Given task: Check each line of the listing below for the word "Average" and say how many lines have it. Nothing else should be written.

begin Material

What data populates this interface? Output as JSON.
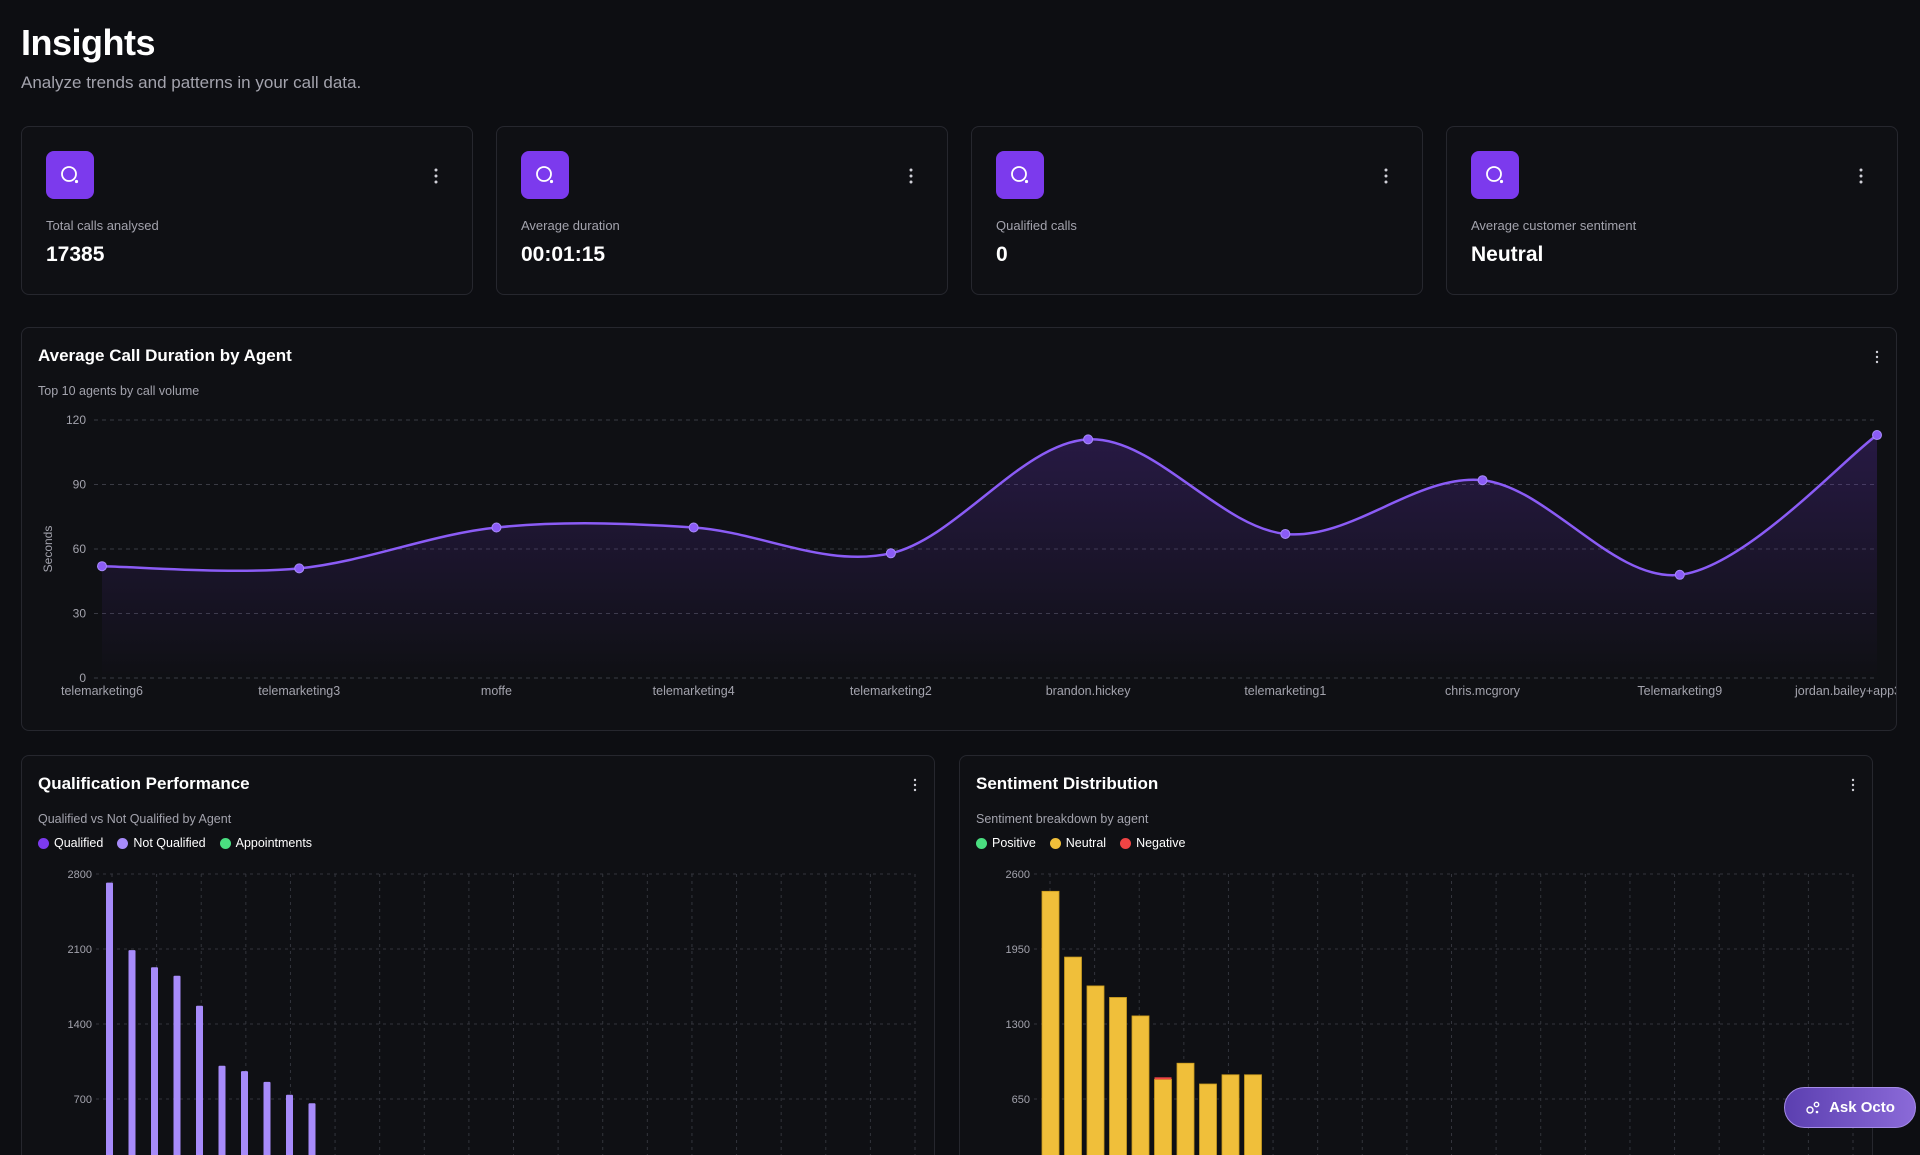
{
  "header": {
    "title": "Insights",
    "subtitle": "Analyze trends and patterns in your call data."
  },
  "stats": [
    {
      "label": "Total calls analysed",
      "value": "17385",
      "icon": "search-icon"
    },
    {
      "label": "Average duration",
      "value": "00:01:15",
      "icon": "search-icon"
    },
    {
      "label": "Qualified calls",
      "value": "0",
      "icon": "search-icon"
    },
    {
      "label": "Average customer sentiment",
      "value": "Neutral",
      "icon": "search-icon"
    }
  ],
  "colors": {
    "accent": "#7c3aed",
    "line": "#8b5cf6",
    "qualified": "#7c3aed",
    "not_qualified": "#a78bfa",
    "appointments": "#4ade80",
    "positive": "#4ade80",
    "neutral": "#f0bf3a",
    "negative": "#ef4444"
  },
  "duration_panel": {
    "title": "Average Call Duration by Agent",
    "subtitle": "Top 10 agents by call volume"
  },
  "qualification_panel": {
    "title": "Qualification Performance",
    "subtitle": "Qualified vs Not Qualified by Agent",
    "legend": [
      "Qualified",
      "Not Qualified",
      "Appointments"
    ]
  },
  "sentiment_panel": {
    "title": "Sentiment Distribution",
    "subtitle": "Sentiment breakdown by agent",
    "legend": [
      "Positive",
      "Neutral",
      "Negative"
    ]
  },
  "ask_button": {
    "label": "Ask Octo"
  },
  "chart_data": [
    {
      "type": "area",
      "title": "Average Call Duration by Agent",
      "ylabel": "Seconds",
      "categories": [
        "telemarketing6",
        "telemarketing3",
        "moffe",
        "telemarketing4",
        "telemarketing2",
        "brandon.hickey",
        "telemarketing1",
        "chris.mcgrory",
        "Telemarketing9",
        "jordan.bailey+app3"
      ],
      "values": [
        52,
        51,
        70,
        70,
        58,
        111,
        67,
        92,
        48,
        113
      ],
      "ylim": [
        0,
        120
      ],
      "yticks": [
        0,
        30,
        60,
        90,
        120
      ],
      "grid": true
    },
    {
      "type": "bar",
      "title": "Qualification Performance",
      "yticks": [
        700,
        1400,
        2100,
        2800
      ],
      "ylim": [
        0,
        2800
      ],
      "series": [
        {
          "name": "Not Qualified",
          "values": [
            2720,
            2090,
            1930,
            1850,
            1570,
            1010,
            960,
            860,
            740,
            660
          ]
        }
      ],
      "grid": true
    },
    {
      "type": "bar",
      "title": "Sentiment Distribution",
      "yticks": [
        650,
        1300,
        1950,
        2600
      ],
      "ylim": [
        0,
        2600
      ],
      "series": [
        {
          "name": "Neutral",
          "values": [
            2450,
            1880,
            1630,
            1530,
            1370,
            820,
            960,
            780,
            860,
            860
          ]
        },
        {
          "name": "Negative",
          "values": [
            0,
            0,
            0,
            0,
            0,
            18,
            0,
            0,
            0,
            0
          ]
        }
      ],
      "grid": true
    }
  ]
}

end Material

Response to the exercise: 4